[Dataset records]
>>>

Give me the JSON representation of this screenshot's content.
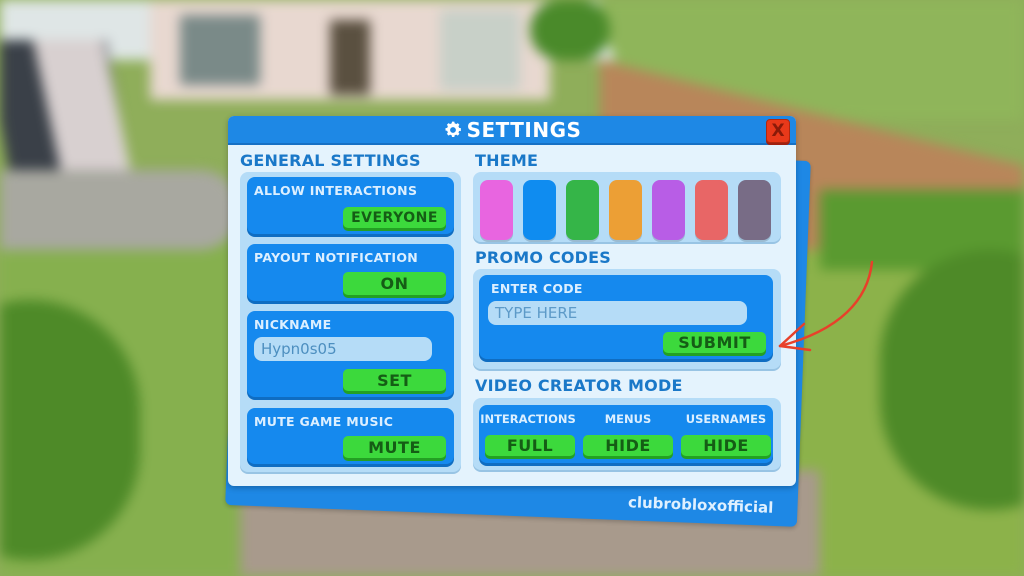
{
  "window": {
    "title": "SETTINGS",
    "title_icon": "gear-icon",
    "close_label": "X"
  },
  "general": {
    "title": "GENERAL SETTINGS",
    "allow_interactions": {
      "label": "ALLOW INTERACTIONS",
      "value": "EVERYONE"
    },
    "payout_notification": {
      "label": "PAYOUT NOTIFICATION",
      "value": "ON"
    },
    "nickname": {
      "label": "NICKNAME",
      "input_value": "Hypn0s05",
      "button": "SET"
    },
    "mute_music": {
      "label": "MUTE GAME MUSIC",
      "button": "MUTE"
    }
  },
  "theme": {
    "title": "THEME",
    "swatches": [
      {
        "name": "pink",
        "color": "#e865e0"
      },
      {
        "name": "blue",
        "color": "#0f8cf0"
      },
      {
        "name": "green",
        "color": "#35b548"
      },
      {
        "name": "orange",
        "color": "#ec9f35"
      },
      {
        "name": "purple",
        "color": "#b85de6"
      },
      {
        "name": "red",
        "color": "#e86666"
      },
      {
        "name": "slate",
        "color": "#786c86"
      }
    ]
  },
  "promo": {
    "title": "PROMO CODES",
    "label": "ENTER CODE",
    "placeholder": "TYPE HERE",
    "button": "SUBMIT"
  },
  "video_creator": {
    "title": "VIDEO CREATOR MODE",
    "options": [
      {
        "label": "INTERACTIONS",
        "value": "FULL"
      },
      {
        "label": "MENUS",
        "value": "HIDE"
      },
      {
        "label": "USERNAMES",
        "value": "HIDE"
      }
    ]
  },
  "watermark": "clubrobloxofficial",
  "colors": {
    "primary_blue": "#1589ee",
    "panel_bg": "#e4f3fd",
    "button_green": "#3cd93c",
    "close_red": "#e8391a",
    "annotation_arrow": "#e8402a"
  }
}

<<<

(What you have to do) Output, exactly, all the records above; include no pictures.

(Expected answer)
Give me the JSON representation of this screenshot's content.
{
  "window": {
    "title": "SETTINGS",
    "title_icon": "gear-icon",
    "close_label": "X"
  },
  "general": {
    "title": "GENERAL SETTINGS",
    "allow_interactions": {
      "label": "ALLOW INTERACTIONS",
      "value": "EVERYONE"
    },
    "payout_notification": {
      "label": "PAYOUT NOTIFICATION",
      "value": "ON"
    },
    "nickname": {
      "label": "NICKNAME",
      "input_value": "Hypn0s05",
      "button": "SET"
    },
    "mute_music": {
      "label": "MUTE GAME MUSIC",
      "button": "MUTE"
    }
  },
  "theme": {
    "title": "THEME",
    "swatches": [
      {
        "name": "pink",
        "color": "#e865e0"
      },
      {
        "name": "blue",
        "color": "#0f8cf0"
      },
      {
        "name": "green",
        "color": "#35b548"
      },
      {
        "name": "orange",
        "color": "#ec9f35"
      },
      {
        "name": "purple",
        "color": "#b85de6"
      },
      {
        "name": "red",
        "color": "#e86666"
      },
      {
        "name": "slate",
        "color": "#786c86"
      }
    ]
  },
  "promo": {
    "title": "PROMO CODES",
    "label": "ENTER CODE",
    "placeholder": "TYPE HERE",
    "button": "SUBMIT"
  },
  "video_creator": {
    "title": "VIDEO CREATOR MODE",
    "options": [
      {
        "label": "INTERACTIONS",
        "value": "FULL"
      },
      {
        "label": "MENUS",
        "value": "HIDE"
      },
      {
        "label": "USERNAMES",
        "value": "HIDE"
      }
    ]
  },
  "watermark": "clubrobloxofficial",
  "colors": {
    "primary_blue": "#1589ee",
    "panel_bg": "#e4f3fd",
    "button_green": "#3cd93c",
    "close_red": "#e8391a",
    "annotation_arrow": "#e8402a"
  }
}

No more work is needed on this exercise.